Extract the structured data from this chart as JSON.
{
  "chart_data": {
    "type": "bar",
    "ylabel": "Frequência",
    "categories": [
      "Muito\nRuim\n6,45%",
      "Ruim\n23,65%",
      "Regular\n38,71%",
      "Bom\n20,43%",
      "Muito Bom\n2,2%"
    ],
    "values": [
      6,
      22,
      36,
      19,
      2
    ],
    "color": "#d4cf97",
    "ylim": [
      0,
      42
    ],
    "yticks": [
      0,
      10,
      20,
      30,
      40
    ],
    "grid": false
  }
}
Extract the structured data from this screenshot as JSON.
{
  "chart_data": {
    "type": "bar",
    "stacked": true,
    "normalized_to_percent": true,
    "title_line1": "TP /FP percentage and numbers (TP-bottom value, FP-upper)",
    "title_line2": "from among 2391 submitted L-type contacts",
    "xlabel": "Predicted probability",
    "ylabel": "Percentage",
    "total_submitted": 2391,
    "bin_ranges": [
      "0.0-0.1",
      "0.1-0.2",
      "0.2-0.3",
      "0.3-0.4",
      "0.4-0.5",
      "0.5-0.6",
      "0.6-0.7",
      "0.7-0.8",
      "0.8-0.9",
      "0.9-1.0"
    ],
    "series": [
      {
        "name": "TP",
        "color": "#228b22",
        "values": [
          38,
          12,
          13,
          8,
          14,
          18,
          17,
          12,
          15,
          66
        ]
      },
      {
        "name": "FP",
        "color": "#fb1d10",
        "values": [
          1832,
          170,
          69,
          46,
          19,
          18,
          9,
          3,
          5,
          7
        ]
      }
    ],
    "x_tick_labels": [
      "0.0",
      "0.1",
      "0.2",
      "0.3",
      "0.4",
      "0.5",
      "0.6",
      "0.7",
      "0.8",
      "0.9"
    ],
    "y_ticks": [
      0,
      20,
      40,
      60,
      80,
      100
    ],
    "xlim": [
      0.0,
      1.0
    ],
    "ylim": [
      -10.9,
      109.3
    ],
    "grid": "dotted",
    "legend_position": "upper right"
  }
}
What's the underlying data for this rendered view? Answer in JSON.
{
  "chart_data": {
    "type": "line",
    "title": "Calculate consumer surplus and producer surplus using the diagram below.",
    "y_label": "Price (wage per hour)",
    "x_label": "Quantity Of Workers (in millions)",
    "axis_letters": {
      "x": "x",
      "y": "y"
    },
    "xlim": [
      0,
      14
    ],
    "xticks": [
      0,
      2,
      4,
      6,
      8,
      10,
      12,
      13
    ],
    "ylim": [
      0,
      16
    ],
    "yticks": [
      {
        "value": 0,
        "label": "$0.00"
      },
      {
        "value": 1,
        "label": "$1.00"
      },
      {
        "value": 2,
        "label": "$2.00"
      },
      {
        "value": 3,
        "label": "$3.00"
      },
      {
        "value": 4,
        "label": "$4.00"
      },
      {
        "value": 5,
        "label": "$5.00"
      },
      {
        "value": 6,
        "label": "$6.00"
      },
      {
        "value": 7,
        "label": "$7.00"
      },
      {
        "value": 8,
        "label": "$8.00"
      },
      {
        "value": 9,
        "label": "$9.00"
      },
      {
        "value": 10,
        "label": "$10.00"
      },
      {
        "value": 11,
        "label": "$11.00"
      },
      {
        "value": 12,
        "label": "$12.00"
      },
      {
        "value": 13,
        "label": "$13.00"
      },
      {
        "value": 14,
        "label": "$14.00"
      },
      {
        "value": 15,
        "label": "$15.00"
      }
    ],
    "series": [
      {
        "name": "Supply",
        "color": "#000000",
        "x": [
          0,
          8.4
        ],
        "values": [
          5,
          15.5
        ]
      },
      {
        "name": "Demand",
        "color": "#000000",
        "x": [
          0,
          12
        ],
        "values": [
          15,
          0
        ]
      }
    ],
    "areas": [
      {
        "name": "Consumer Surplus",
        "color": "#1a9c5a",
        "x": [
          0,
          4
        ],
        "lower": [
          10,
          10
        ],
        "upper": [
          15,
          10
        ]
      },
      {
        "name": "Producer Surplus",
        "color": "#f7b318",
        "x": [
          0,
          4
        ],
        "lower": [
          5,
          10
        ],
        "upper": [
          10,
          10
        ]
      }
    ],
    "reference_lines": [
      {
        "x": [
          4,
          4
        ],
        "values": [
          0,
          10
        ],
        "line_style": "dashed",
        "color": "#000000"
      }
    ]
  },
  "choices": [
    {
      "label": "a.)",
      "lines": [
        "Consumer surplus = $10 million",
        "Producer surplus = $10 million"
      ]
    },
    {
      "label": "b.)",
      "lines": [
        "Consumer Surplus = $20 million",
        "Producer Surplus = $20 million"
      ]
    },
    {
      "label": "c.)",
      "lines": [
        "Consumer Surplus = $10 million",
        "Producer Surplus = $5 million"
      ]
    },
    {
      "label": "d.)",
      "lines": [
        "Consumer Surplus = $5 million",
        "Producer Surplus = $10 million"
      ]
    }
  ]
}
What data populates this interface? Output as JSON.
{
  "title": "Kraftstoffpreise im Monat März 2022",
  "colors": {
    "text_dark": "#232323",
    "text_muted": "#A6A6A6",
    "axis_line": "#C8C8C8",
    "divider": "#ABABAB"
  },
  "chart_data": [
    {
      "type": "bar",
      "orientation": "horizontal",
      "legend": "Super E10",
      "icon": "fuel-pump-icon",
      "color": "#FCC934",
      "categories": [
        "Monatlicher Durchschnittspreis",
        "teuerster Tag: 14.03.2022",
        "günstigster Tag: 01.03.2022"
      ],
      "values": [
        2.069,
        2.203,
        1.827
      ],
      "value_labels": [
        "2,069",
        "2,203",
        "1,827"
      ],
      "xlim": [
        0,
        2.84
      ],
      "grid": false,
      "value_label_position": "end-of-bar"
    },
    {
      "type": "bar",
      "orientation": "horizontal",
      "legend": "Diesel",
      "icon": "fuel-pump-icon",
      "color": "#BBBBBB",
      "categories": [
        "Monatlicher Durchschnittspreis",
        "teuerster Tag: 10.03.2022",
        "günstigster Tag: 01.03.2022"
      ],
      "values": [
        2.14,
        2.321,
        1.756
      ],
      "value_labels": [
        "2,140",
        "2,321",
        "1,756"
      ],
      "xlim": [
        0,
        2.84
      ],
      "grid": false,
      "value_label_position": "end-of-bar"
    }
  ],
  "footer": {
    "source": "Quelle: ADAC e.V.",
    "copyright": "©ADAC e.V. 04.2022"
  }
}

########

From the records above, work out how many lines contain the string "What". Give only the number.

#### COMPLETED EXERCISE
2